* [Aim]: From the records, pick out and copy each line containing "تحصیلاتی".

═══ Extracted entries ═══

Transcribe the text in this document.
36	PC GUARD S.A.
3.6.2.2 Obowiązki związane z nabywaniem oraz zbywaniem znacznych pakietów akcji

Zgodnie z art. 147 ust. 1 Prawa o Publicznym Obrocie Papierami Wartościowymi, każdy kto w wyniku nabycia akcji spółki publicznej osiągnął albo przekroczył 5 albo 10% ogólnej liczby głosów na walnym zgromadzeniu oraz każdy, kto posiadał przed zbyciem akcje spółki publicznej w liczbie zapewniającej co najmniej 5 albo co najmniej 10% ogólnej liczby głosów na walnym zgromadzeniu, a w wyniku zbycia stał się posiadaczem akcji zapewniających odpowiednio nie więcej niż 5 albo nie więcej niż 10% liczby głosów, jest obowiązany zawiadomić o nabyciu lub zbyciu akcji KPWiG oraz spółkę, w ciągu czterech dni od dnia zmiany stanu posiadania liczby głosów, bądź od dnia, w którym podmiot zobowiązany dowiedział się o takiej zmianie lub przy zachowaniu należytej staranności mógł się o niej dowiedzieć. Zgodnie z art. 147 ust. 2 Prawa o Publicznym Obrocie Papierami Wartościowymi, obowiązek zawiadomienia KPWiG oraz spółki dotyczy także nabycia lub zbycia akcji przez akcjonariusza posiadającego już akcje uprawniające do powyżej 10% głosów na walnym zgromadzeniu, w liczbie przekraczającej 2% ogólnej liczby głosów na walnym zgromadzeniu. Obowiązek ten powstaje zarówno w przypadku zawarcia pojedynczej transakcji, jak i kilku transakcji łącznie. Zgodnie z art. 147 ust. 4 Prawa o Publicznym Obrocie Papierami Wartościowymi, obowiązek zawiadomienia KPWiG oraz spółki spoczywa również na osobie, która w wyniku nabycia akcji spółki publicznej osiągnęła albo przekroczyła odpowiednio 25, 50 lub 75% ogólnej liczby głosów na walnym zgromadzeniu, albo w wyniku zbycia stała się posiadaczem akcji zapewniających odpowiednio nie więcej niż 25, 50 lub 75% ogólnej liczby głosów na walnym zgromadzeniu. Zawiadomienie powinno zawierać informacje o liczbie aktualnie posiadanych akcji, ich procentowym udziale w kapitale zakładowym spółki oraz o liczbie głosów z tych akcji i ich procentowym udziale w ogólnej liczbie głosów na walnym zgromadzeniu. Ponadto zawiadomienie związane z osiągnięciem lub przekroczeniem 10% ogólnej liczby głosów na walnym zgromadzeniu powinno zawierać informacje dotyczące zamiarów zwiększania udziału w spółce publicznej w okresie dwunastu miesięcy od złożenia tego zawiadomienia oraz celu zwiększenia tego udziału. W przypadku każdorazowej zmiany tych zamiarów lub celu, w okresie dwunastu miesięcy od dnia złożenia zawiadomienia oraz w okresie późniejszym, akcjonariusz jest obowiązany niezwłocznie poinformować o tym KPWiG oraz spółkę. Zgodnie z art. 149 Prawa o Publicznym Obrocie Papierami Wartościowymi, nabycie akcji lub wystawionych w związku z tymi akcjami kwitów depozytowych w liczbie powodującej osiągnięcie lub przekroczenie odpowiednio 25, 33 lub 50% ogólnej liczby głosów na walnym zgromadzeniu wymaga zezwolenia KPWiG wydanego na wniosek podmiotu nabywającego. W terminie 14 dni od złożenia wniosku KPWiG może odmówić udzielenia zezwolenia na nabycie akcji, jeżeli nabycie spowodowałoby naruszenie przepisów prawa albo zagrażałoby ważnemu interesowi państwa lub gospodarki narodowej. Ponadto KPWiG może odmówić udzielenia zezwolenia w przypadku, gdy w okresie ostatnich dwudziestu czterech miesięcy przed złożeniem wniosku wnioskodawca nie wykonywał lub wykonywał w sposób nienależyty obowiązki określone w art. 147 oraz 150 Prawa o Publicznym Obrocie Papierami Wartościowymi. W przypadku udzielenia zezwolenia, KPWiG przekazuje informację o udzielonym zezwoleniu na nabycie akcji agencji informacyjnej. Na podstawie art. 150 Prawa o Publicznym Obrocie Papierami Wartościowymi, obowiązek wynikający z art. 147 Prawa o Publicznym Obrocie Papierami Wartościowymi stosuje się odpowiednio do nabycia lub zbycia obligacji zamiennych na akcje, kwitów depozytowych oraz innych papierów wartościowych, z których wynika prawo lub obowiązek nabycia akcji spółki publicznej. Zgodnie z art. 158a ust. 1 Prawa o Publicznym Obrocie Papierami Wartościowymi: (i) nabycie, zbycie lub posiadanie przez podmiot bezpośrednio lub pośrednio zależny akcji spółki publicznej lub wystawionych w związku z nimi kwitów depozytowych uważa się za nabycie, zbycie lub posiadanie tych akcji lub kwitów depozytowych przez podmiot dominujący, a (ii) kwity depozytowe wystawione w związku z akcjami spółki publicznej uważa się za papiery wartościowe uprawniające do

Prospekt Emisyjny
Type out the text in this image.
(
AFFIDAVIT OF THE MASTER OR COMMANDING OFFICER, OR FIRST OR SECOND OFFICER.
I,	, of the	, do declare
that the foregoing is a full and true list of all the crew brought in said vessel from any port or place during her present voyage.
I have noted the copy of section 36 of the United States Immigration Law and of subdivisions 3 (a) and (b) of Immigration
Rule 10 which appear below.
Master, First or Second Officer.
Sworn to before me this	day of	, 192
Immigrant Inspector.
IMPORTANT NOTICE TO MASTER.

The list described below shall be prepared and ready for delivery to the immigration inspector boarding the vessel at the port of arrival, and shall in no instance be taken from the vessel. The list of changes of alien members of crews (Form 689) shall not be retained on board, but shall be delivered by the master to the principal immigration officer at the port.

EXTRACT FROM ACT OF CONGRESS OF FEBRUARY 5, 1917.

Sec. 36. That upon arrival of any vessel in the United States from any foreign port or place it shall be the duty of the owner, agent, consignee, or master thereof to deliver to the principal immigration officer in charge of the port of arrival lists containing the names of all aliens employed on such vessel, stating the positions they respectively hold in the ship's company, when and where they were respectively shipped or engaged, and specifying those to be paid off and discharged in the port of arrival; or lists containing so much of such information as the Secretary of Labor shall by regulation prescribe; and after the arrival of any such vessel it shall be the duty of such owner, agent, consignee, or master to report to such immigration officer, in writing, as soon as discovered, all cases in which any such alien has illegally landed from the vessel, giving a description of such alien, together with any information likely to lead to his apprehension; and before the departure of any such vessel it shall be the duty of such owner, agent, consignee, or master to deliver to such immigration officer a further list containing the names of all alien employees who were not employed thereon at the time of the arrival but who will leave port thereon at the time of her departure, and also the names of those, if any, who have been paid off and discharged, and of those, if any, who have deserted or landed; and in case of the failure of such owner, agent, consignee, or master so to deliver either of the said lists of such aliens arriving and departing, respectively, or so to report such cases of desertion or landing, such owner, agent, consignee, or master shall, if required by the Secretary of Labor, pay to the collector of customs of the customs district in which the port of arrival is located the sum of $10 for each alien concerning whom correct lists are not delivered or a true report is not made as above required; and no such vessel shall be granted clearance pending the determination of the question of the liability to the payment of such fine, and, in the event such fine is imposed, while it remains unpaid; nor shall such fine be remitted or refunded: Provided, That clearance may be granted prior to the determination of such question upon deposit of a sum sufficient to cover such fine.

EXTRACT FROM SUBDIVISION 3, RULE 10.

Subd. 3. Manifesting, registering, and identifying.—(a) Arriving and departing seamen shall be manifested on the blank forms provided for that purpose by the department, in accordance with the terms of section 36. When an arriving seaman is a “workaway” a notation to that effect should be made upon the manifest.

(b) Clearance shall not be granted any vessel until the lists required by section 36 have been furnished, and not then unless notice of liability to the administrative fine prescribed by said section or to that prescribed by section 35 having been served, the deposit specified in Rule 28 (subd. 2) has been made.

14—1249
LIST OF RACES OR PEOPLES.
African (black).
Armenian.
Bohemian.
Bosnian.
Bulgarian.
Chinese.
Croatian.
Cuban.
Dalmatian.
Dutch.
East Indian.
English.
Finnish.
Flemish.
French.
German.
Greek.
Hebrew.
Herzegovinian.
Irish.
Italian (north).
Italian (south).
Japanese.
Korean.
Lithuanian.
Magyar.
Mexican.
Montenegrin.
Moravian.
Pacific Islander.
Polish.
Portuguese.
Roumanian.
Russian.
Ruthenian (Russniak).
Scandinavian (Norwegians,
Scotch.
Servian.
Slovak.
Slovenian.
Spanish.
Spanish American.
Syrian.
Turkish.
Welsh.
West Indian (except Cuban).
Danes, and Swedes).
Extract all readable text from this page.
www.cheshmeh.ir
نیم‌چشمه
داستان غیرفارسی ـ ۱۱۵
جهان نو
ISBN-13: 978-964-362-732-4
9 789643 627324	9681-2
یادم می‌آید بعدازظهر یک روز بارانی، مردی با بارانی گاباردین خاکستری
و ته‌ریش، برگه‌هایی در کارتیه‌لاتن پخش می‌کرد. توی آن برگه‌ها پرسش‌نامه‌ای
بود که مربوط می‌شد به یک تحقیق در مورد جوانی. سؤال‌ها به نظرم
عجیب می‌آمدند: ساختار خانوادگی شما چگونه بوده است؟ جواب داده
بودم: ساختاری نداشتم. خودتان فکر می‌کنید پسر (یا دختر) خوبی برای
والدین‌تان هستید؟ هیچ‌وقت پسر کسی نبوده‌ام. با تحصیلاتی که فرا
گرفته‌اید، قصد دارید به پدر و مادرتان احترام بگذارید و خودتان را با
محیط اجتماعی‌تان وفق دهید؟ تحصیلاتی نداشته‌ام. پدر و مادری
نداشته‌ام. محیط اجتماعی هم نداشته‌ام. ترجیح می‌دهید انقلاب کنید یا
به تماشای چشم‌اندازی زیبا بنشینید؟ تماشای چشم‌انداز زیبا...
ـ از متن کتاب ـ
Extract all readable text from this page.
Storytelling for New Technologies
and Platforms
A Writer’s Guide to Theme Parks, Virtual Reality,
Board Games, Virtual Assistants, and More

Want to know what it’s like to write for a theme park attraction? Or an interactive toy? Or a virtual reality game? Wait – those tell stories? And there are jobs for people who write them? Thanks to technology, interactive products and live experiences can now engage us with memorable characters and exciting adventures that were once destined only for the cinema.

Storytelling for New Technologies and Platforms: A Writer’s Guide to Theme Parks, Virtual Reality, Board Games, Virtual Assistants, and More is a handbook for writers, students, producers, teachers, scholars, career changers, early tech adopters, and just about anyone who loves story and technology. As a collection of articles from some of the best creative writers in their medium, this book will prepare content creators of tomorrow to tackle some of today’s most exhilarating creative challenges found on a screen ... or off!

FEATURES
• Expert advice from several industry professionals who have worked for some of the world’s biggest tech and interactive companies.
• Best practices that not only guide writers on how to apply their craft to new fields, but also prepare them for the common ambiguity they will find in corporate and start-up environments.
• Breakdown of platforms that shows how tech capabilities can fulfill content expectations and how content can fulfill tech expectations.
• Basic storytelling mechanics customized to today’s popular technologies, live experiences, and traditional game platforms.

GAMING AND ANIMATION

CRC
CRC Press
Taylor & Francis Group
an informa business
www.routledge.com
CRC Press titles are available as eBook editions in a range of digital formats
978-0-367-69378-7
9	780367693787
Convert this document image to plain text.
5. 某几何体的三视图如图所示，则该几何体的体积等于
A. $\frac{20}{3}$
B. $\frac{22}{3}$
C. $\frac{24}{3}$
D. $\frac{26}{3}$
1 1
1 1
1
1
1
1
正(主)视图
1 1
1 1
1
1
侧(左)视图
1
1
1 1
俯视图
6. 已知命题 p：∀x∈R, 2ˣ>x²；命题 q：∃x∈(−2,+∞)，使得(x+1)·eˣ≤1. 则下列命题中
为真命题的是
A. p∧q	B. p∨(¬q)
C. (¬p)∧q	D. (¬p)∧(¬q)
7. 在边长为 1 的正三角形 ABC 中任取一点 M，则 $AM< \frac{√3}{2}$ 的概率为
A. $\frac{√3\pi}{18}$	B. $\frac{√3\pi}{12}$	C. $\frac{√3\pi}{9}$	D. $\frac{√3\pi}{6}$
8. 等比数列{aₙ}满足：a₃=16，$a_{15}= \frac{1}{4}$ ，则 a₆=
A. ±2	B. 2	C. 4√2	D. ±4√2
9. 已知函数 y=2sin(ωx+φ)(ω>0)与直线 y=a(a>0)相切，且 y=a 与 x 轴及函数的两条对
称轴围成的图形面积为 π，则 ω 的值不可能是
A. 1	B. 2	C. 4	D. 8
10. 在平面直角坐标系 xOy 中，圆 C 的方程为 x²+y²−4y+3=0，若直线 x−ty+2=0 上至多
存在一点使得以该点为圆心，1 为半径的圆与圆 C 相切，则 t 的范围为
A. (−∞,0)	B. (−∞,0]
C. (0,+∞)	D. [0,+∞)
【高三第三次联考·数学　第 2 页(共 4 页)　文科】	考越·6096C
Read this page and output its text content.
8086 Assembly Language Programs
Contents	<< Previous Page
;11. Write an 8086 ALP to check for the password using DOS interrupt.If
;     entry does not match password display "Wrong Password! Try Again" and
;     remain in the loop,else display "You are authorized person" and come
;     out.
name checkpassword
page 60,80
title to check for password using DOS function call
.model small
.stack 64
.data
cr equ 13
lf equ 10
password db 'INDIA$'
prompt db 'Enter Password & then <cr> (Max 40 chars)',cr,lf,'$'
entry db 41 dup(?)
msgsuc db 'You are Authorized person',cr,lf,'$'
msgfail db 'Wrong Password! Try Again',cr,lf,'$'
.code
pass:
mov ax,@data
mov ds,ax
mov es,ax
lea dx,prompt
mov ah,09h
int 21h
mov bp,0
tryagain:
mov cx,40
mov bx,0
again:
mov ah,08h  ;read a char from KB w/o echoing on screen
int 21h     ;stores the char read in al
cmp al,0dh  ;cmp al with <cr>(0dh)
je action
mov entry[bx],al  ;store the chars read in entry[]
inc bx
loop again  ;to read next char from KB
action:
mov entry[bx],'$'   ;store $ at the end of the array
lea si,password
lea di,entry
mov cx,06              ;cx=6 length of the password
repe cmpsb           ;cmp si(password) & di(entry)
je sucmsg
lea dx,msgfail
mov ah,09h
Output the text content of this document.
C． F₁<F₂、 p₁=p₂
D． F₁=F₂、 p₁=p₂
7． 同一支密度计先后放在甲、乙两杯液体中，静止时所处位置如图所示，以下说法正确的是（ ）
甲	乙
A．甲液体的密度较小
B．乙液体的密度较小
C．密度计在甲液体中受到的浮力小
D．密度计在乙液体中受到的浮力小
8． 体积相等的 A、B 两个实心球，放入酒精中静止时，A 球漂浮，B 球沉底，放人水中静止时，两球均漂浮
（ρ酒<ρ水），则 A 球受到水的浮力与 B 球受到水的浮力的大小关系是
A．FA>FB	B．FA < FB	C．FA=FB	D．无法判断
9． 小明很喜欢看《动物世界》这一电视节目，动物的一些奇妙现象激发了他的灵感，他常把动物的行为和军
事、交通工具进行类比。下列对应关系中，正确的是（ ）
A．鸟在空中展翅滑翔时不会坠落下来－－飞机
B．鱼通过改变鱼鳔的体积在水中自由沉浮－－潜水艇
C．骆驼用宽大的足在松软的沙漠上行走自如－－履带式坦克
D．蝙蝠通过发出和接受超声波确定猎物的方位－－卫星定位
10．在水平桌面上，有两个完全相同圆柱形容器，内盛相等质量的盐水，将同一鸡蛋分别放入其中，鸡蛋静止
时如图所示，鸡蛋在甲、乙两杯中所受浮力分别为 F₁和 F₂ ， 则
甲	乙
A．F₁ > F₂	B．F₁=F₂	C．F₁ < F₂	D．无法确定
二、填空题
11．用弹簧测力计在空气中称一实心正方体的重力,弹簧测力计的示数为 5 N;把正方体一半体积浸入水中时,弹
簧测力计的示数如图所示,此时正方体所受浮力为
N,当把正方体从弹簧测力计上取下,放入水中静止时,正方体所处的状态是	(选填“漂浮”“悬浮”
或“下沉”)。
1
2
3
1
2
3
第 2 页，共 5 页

═══

* [Solution]:
والدین‌تان هستید؟ هیچ‌وقت پسر کسی نبوده‌ام. با تحصیلاتی که فرا
محیط اجتماعی‌تان وفق دهید؟ تحصیلاتی نداشته‌ام. پدر و مادری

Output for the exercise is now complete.